• [Problem] Leave out the pictures and restate the rest of the data exactly.
***** Information provided *****
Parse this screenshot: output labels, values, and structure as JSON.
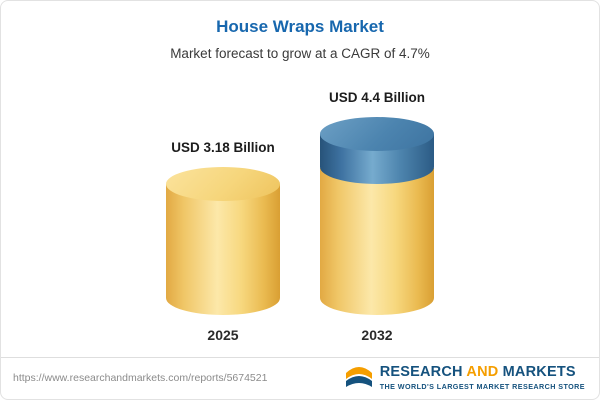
{
  "header": {
    "title": "House Wraps Market",
    "subtitle": "Market forecast to grow at a CAGR of 4.7%"
  },
  "chart_data": {
    "type": "bar",
    "categories": [
      "2025",
      "2032"
    ],
    "values": [
      3.18,
      4.4
    ],
    "value_labels": [
      "USD 3.18 Billion",
      "USD 4.4 Billion"
    ],
    "title": "House Wraps Market",
    "subtitle": "Market forecast to grow at a CAGR of 4.7%",
    "unit": "USD Billion",
    "cagr": "4.7%",
    "ylim": [
      0,
      4.4
    ],
    "legend": "none",
    "grid": false,
    "colors": {
      "base": "#f2cd68",
      "growth": "#4c84af"
    }
  },
  "footer": {
    "url": "https://www.researchandmarkets.com/reports/5674521",
    "logo": {
      "part1": "RESEARCH",
      "part2": "AND",
      "part3": "MARKETS",
      "tagline": "THE WORLD'S LARGEST MARKET RESEARCH STORE"
    }
  }
}
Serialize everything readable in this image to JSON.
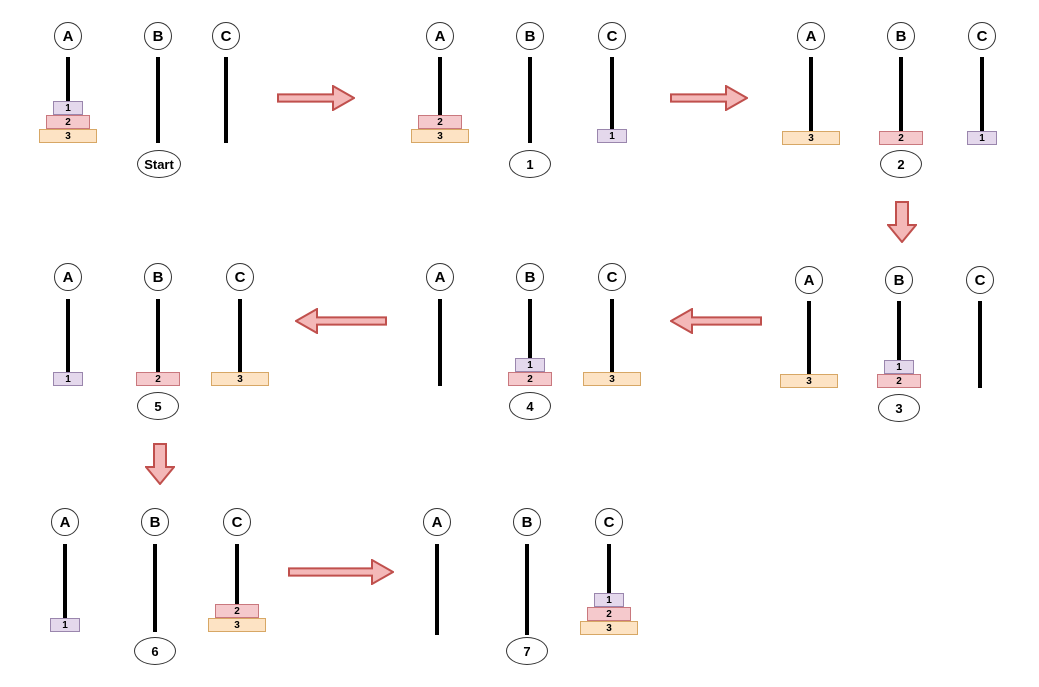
{
  "pegs": [
    "A",
    "B",
    "C"
  ],
  "colors": {
    "disk1": "#e4d8ec",
    "disk2": "#f5c9cc",
    "disk3": "#fde3c4",
    "arrow_fill": "#f4b8b8",
    "arrow_stroke": "#c0504d"
  },
  "states": [
    {
      "label": "Start",
      "pegs": [
        [
          3,
          2,
          1
        ],
        [],
        []
      ]
    },
    {
      "label": "1",
      "pegs": [
        [
          3,
          2
        ],
        [],
        [
          1
        ]
      ]
    },
    {
      "label": "2",
      "pegs": [
        [
          3
        ],
        [
          2
        ],
        [
          1
        ]
      ]
    },
    {
      "label": "3",
      "pegs": [
        [
          3
        ],
        [
          2,
          1
        ],
        []
      ]
    },
    {
      "label": "4",
      "pegs": [
        [],
        [
          2,
          1
        ],
        [
          3
        ]
      ]
    },
    {
      "label": "5",
      "pegs": [
        [
          1
        ],
        [
          2
        ],
        [
          3
        ]
      ]
    },
    {
      "label": "6",
      "pegs": [
        [
          1
        ],
        [],
        [
          3,
          2
        ]
      ]
    },
    {
      "label": "7",
      "pegs": [
        [],
        [],
        [
          3,
          2,
          1
        ]
      ]
    }
  ],
  "arrows": [
    {
      "direction": "right"
    },
    {
      "direction": "right"
    },
    {
      "direction": "down"
    },
    {
      "direction": "left"
    },
    {
      "direction": "left"
    },
    {
      "direction": "down"
    },
    {
      "direction": "right"
    }
  ]
}
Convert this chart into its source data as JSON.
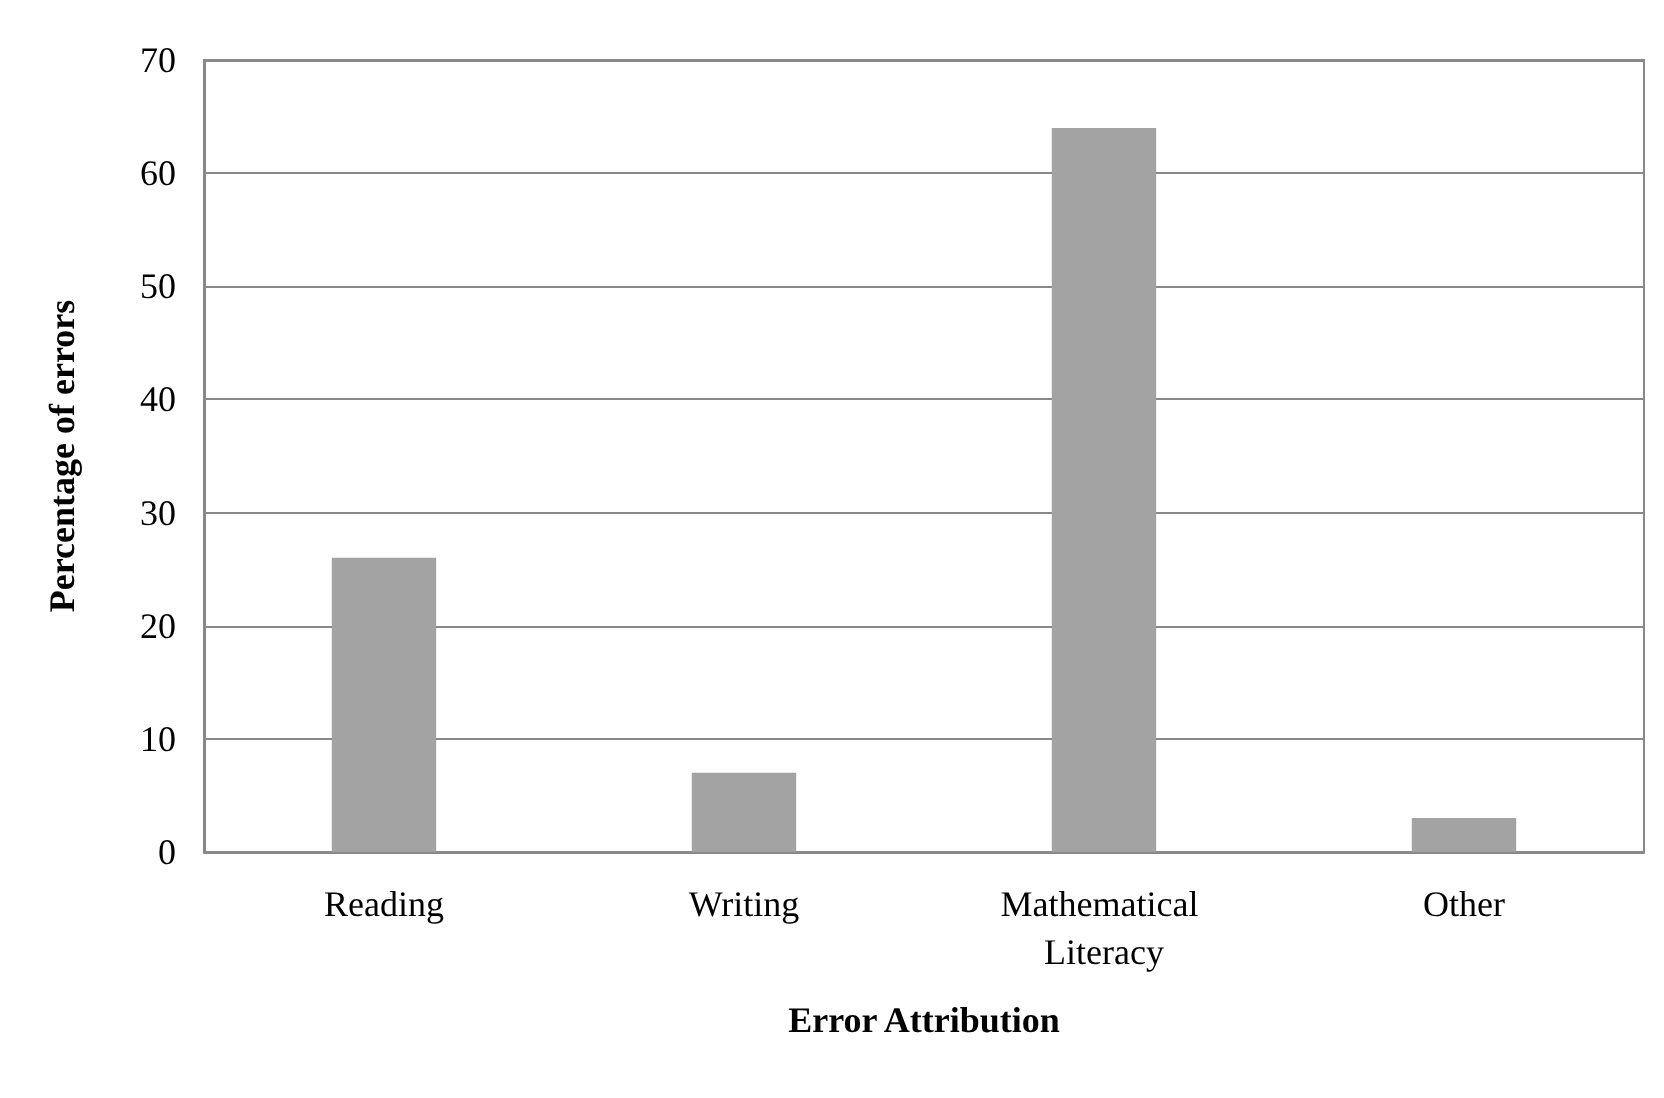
{
  "chart_data": {
    "type": "bar",
    "xlabel": "Error Attribution",
    "ylabel": "Percentage of errors",
    "categories": [
      "Reading",
      "Writing",
      "Mathematical Literacy",
      "Other"
    ],
    "values": [
      26,
      7,
      64,
      3
    ],
    "color": "#a3a3a3",
    "ylim": [
      0,
      70
    ],
    "yticks": [
      0,
      10,
      20,
      30,
      40,
      50,
      60,
      70
    ],
    "grid": "y"
  }
}
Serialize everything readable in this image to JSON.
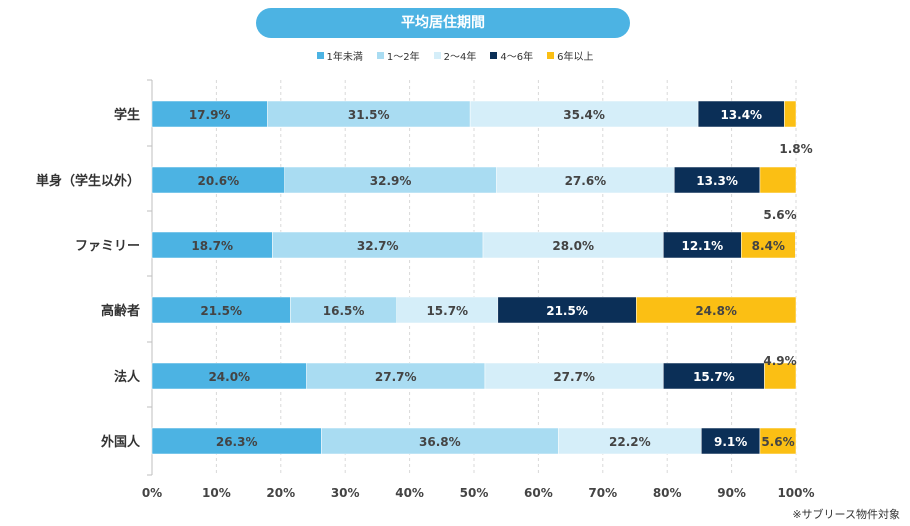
{
  "chart_data": {
    "type": "bar",
    "orientation": "horizontal",
    "stacked": true,
    "title": "平均居住期間",
    "categories": [
      "学生",
      "単身（学生以外）",
      "ファミリー",
      "高齢者",
      "法人",
      "外国人"
    ],
    "series": [
      {
        "name": "1年未満",
        "color": "#4cb3e3",
        "values": [
          17.9,
          20.6,
          18.7,
          21.5,
          24.0,
          26.3
        ]
      },
      {
        "name": "1～2年",
        "color": "#a9dcf2",
        "values": [
          31.5,
          32.9,
          32.7,
          16.5,
          27.7,
          36.8
        ]
      },
      {
        "name": "2～4年",
        "color": "#d5eef9",
        "values": [
          35.4,
          27.6,
          28.0,
          15.7,
          27.7,
          22.2
        ]
      },
      {
        "name": "4～6年",
        "color": "#0b2f57",
        "values": [
          13.4,
          13.3,
          12.1,
          21.5,
          15.7,
          9.1
        ]
      },
      {
        "name": "6年以上",
        "color": "#fbbf14",
        "values": [
          1.8,
          5.6,
          8.4,
          24.8,
          4.9,
          5.6
        ]
      }
    ],
    "xlim": [
      0,
      100
    ],
    "xticks": [
      "0%",
      "10%",
      "20%",
      "30%",
      "40%",
      "50%",
      "60%",
      "70%",
      "80%",
      "90%",
      "100%"
    ],
    "legend_position": "top-center"
  },
  "note": "※サブリース物件対象"
}
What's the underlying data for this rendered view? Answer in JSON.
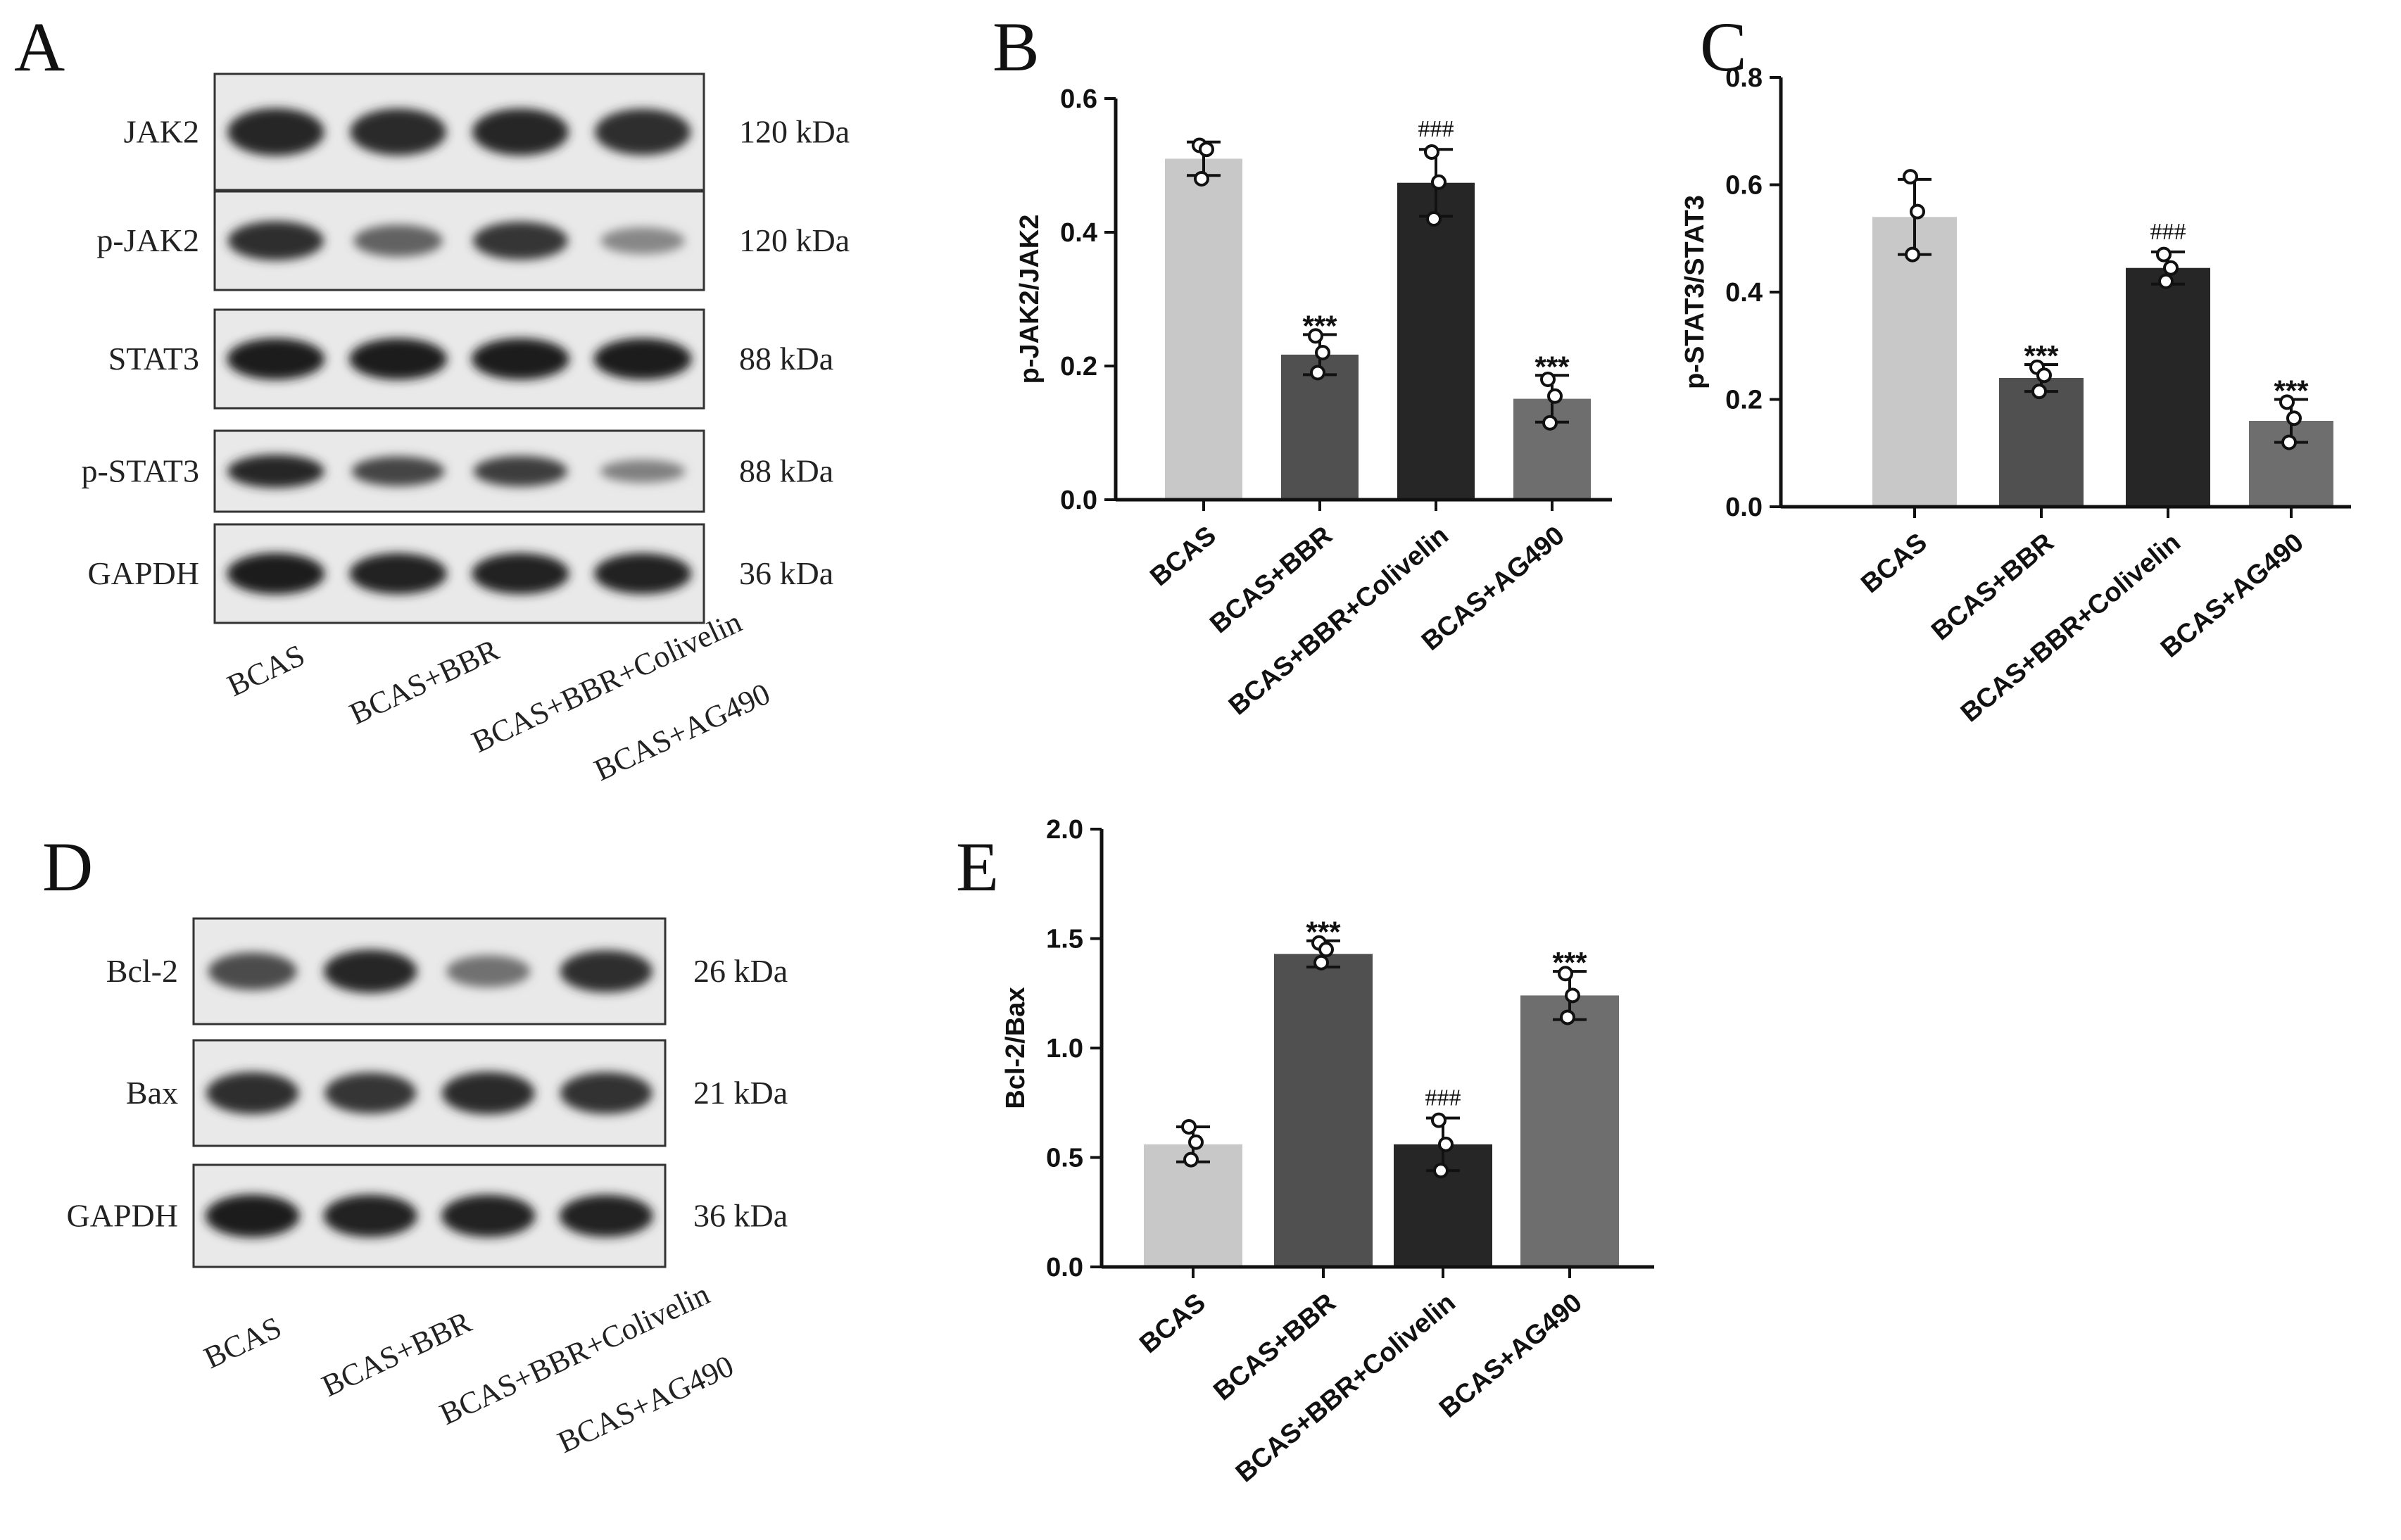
*****
• [Answer to the problem]
Parse this screenshot: output labels, values, and structure as JSON.
{
  "header": {
    "title": "House Wraps Market",
    "subtitle": "Market forecast to grow at a CAGR of 4.7%"
  },
  "chart_data": {
    "type": "bar",
    "categories": [
      "2025",
      "2032"
    ],
    "values": [
      3.18,
      4.4
    ],
    "value_labels": [
      "USD 3.18 Billion",
      "USD 4.4 Billion"
    ],
    "title": "House Wraps Market",
    "subtitle": "Market forecast to grow at a CAGR of 4.7%",
    "unit": "USD Billion",
    "cagr": "4.7%",
    "ylim": [
      0,
      4.4
    ],
    "legend": "none",
    "grid": false,
    "colors": {
      "base": "#f2cd68",
      "growth": "#4c84af"
    }
  },
  "footer": {
    "url": "https://www.researchandmarkets.com/reports/5674521",
    "logo": {
      "part1": "RESEARCH",
      "part2": "AND",
      "part3": "MARKETS",
      "tagline": "THE WORLD'S LARGEST MARKET RESEARCH STORE"
    }
  }
}
Serialize everything readable in this image to JSON.
{
  "pegs": [
    "A",
    "B",
    "C"
  ],
  "colors": {
    "disk1": "#e4d8ec",
    "disk2": "#f5c9cc",
    "disk3": "#fde3c4",
    "arrow_fill": "#f4b8b8",
    "arrow_stroke": "#c0504d"
  },
  "states": [
    {
      "label": "Start",
      "pegs": [
        [
          3,
          2,
          1
        ],
        [],
        []
      ]
    },
    {
      "label": "1",
      "pegs": [
        [
          3,
          2
        ],
        [],
        [
          1
        ]
      ]
    },
    {
      "label": "2",
      "pegs": [
        [
          3
        ],
        [
          2
        ],
        [
          1
        ]
      ]
    },
    {
      "label": "3",
      "pegs": [
        [
          3
        ],
        [
          2,
          1
        ],
        []
      ]
    },
    {
      "label": "4",
      "pegs": [
        [],
        [
          2,
          1
        ],
        [
          3
        ]
      ]
    },
    {
      "label": "5",
      "pegs": [
        [
          1
        ],
        [
          2
        ],
        [
          3
        ]
      ]
    },
    {
      "label": "6",
      "pegs": [
        [
          1
        ],
        [],
        [
          3,
          2
        ]
      ]
    },
    {
      "label": "7",
      "pegs": [
        [],
        [],
        [
          3,
          2,
          1
        ]
      ]
    }
  ],
  "arrows": [
    {
      "direction": "right"
    },
    {
      "direction": "right"
    },
    {
      "direction": "down"
    },
    {
      "direction": "left"
    },
    {
      "direction": "left"
    },
    {
      "direction": "down"
    },
    {
      "direction": "right"
    }
  ]
}
Convert this chart into its source data as JSON.
{
  "chart_data": {
    "type": "bar",
    "xlabel": "Error Attribution",
    "ylabel": "Percentage of errors",
    "categories": [
      "Reading",
      "Writing",
      "Mathematical Literacy",
      "Other"
    ],
    "values": [
      26,
      7,
      64,
      3
    ],
    "color": "#a3a3a3",
    "ylim": [
      0,
      70
    ],
    "yticks": [
      0,
      10,
      20,
      30,
      40,
      50,
      60,
      70
    ],
    "grid": "y"
  }
}
Serialize everything readable in this image to JSON.
{
  "chart_data": {
    "type": "bar",
    "orientation": "horizontal",
    "stacked": true,
    "title": "平均居住期間",
    "categories": [
      "学生",
      "単身（学生以外）",
      "ファミリー",
      "高齢者",
      "法人",
      "外国人"
    ],
    "series": [
      {
        "name": "1年未満",
        "color": "#4cb3e3",
        "values": [
          17.9,
          20.6,
          18.7,
          21.5,
          24.0,
          26.3
        ]
      },
      {
        "name": "1～2年",
        "color": "#a9dcf2",
        "values": [
          31.5,
          32.9,
          32.7,
          16.5,
          27.7,
          36.8
        ]
      },
      {
        "name": "2～4年",
        "color": "#d5eef9",
        "values": [
          35.4,
          27.6,
          28.0,
          15.7,
          27.7,
          22.2
        ]
      },
      {
        "name": "4～6年",
        "color": "#0b2f57",
        "values": [
          13.4,
          13.3,
          12.1,
          21.5,
          15.7,
          9.1
        ]
      },
      {
        "name": "6年以上",
        "color": "#fbbf14",
        "values": [
          1.8,
          5.6,
          8.4,
          24.8,
          4.9,
          5.6
        ]
      }
    ],
    "xlim": [
      0,
      100
    ],
    "xticks": [
      "0%",
      "10%",
      "20%",
      "30%",
      "40%",
      "50%",
      "60%",
      "70%",
      "80%",
      "90%",
      "100%"
    ],
    "legend_position": "top-center"
  },
  "note": "※サブリース物件対象"
}
What's the underlying data for this rendered view? Answer in JSON.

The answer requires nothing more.